■ Directions ■
Where a line in the listing below contains the word "Instituto", copy that line.
--- Start Extracted information ---
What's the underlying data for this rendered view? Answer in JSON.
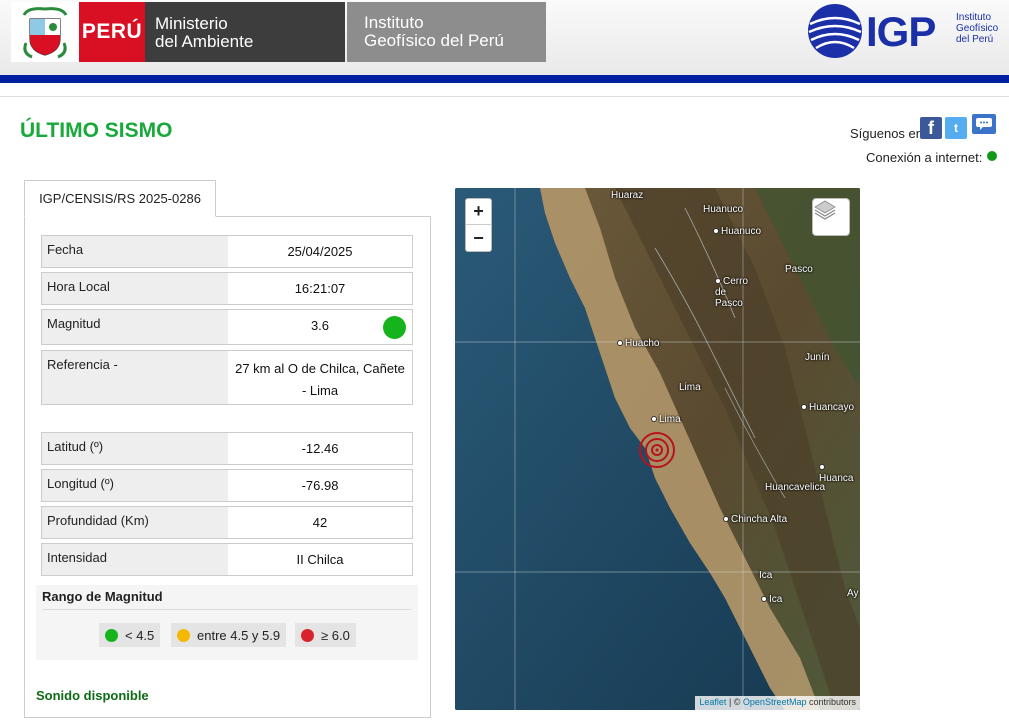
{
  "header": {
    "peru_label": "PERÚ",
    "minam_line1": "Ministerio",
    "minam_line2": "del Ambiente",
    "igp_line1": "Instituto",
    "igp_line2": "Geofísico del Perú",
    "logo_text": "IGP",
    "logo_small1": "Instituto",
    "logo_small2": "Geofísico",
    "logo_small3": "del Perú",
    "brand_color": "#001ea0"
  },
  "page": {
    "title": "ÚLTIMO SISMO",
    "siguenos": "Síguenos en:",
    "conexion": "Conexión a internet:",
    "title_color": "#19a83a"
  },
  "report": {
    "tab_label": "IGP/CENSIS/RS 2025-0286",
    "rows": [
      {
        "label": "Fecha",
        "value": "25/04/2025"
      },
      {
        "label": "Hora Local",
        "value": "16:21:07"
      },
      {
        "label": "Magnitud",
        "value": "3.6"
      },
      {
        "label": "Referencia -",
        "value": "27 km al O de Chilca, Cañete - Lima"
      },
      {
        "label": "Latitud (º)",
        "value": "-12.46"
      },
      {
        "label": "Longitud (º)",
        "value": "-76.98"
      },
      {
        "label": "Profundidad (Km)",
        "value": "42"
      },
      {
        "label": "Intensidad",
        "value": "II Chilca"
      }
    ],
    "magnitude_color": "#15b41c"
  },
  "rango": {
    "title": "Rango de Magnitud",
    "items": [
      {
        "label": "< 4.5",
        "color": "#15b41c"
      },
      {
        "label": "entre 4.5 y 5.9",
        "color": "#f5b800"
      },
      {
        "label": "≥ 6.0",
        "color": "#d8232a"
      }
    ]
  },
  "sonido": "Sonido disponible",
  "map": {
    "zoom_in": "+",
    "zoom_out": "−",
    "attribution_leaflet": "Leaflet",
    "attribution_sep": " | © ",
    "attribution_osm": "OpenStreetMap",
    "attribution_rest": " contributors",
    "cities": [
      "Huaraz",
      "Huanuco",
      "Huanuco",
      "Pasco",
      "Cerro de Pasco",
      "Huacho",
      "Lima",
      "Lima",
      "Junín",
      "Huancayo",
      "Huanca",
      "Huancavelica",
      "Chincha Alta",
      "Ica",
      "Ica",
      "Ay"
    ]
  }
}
--- End Extracted information ---
■ The result ■
    "igp_line1": "Instituto",
    "logo_small1": "Instituto",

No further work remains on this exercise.